**RECORD EXTRACTS:**
#####

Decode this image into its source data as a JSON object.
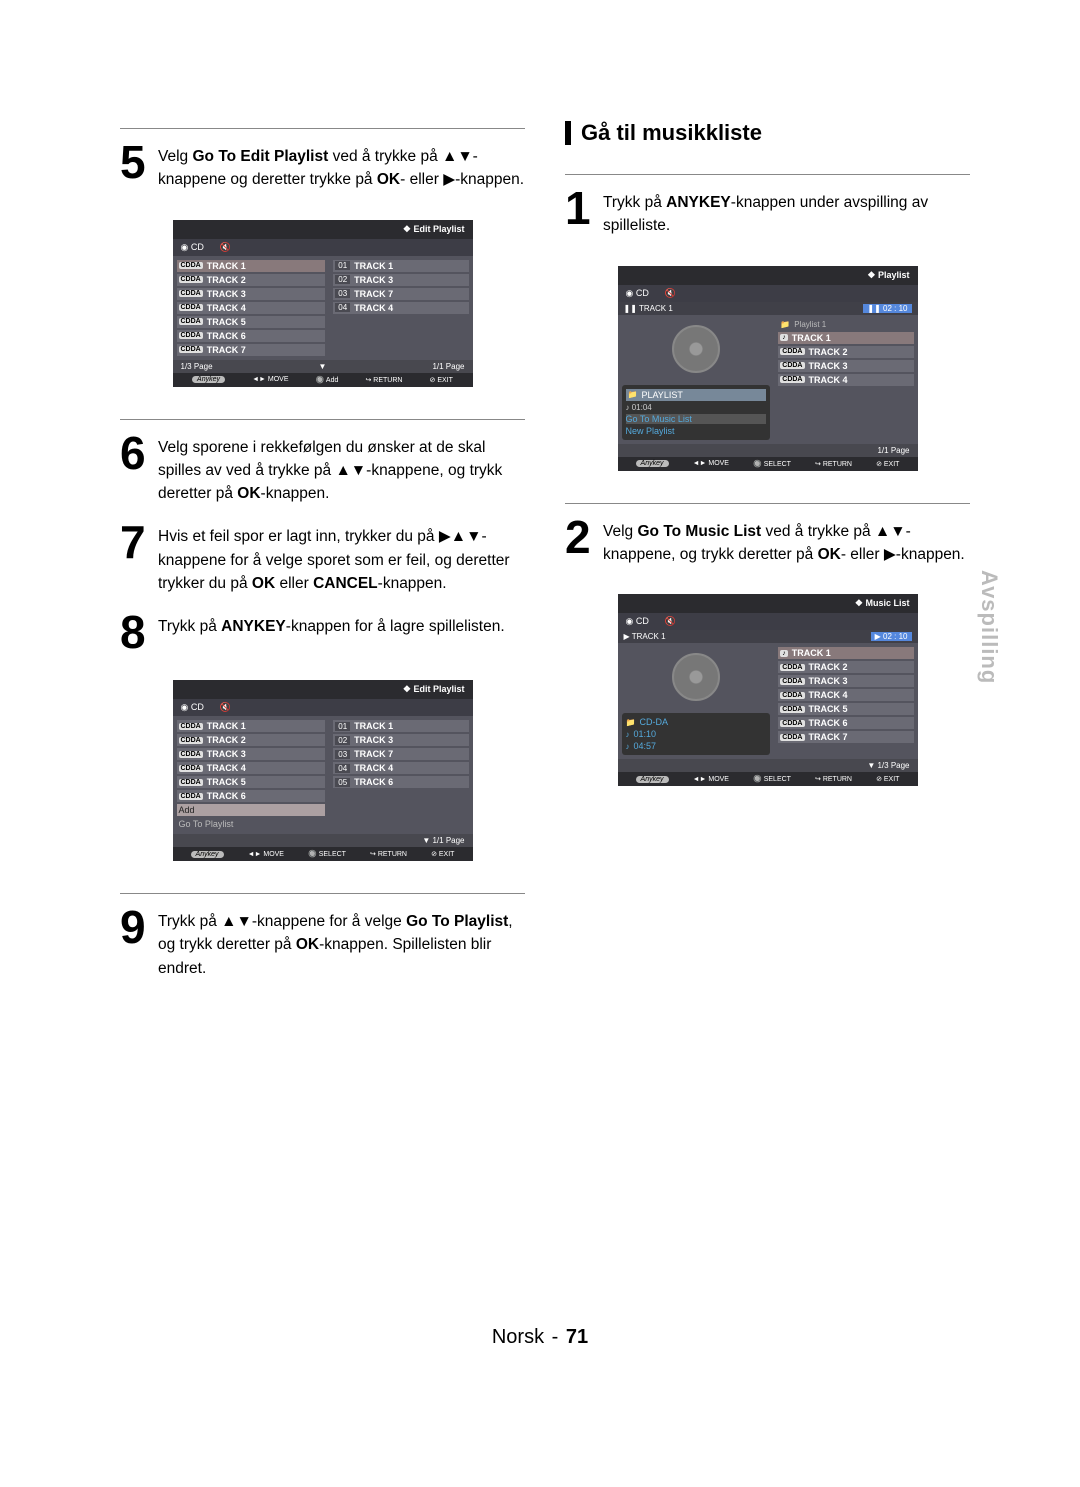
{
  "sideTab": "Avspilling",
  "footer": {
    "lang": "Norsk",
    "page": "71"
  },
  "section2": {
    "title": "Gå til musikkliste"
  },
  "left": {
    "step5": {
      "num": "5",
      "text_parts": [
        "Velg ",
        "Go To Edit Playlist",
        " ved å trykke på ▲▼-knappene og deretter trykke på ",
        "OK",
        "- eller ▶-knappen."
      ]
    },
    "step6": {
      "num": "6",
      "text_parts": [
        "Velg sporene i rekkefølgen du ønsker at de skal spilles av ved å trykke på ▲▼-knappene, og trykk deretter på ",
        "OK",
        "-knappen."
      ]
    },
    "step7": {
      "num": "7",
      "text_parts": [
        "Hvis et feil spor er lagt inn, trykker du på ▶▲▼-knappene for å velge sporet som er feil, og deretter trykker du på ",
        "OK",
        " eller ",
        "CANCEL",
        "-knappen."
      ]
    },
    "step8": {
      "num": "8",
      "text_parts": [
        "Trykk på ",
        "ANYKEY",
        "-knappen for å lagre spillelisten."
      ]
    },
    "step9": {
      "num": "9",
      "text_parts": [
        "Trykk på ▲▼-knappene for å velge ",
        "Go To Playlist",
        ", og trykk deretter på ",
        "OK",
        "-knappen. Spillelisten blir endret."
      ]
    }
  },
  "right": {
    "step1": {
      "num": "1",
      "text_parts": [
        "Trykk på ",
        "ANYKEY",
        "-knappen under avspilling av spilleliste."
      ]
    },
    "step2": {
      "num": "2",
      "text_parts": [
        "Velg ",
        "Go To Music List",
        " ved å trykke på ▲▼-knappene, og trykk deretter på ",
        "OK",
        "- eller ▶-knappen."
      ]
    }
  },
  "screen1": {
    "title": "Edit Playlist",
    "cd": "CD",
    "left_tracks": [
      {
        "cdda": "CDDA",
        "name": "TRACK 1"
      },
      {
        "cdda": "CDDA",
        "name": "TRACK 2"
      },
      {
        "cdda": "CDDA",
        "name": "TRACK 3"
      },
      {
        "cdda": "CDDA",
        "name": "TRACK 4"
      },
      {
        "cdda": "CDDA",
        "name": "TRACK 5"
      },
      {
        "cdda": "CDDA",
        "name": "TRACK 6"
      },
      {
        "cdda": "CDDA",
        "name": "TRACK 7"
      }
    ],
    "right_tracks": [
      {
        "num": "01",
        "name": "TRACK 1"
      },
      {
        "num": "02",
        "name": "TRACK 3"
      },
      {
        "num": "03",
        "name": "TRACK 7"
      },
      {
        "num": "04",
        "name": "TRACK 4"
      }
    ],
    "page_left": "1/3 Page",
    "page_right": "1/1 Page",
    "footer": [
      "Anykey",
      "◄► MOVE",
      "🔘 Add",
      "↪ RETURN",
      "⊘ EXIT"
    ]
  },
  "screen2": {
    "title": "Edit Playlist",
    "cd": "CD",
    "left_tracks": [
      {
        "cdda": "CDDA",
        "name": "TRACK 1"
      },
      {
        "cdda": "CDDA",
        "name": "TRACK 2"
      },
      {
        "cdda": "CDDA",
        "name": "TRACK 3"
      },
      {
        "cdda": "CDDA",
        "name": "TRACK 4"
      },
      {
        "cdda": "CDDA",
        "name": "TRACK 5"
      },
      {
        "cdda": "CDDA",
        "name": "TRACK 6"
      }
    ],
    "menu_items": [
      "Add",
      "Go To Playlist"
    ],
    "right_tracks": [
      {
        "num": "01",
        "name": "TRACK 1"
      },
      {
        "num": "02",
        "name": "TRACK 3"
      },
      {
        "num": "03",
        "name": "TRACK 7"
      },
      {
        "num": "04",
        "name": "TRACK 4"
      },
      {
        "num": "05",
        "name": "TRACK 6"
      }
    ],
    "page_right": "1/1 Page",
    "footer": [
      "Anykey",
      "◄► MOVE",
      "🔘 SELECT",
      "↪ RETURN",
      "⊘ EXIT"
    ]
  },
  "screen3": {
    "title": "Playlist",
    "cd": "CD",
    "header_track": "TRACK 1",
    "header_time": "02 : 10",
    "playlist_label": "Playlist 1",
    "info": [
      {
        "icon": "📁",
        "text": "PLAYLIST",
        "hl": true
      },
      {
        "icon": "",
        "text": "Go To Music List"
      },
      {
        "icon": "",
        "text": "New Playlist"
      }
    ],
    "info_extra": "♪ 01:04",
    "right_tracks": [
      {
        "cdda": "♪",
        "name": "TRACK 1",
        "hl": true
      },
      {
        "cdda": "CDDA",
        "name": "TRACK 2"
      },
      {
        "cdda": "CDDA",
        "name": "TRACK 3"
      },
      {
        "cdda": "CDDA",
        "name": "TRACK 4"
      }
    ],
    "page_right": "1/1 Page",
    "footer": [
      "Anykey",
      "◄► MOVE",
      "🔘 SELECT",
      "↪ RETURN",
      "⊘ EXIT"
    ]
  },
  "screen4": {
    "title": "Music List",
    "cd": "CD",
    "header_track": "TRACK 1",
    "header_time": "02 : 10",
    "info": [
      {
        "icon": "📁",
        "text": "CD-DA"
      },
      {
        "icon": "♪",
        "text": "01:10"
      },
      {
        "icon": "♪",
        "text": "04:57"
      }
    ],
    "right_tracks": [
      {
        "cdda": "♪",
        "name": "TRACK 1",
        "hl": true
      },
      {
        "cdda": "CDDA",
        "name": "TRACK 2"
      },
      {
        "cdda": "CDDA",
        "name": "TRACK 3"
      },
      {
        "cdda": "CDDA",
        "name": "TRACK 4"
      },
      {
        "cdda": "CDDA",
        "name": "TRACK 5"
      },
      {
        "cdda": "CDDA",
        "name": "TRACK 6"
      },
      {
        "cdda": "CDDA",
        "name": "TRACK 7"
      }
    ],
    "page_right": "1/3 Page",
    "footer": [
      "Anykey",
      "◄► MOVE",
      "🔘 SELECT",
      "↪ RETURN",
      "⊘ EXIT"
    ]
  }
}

#####

**SHORT PROBLEM:** Filter lines by "Music" and return each hit.

**RESULT OF THE EXERCISE:**
        "Go To Music List",
        "text": "Go To Music List"
    "title": "Music List",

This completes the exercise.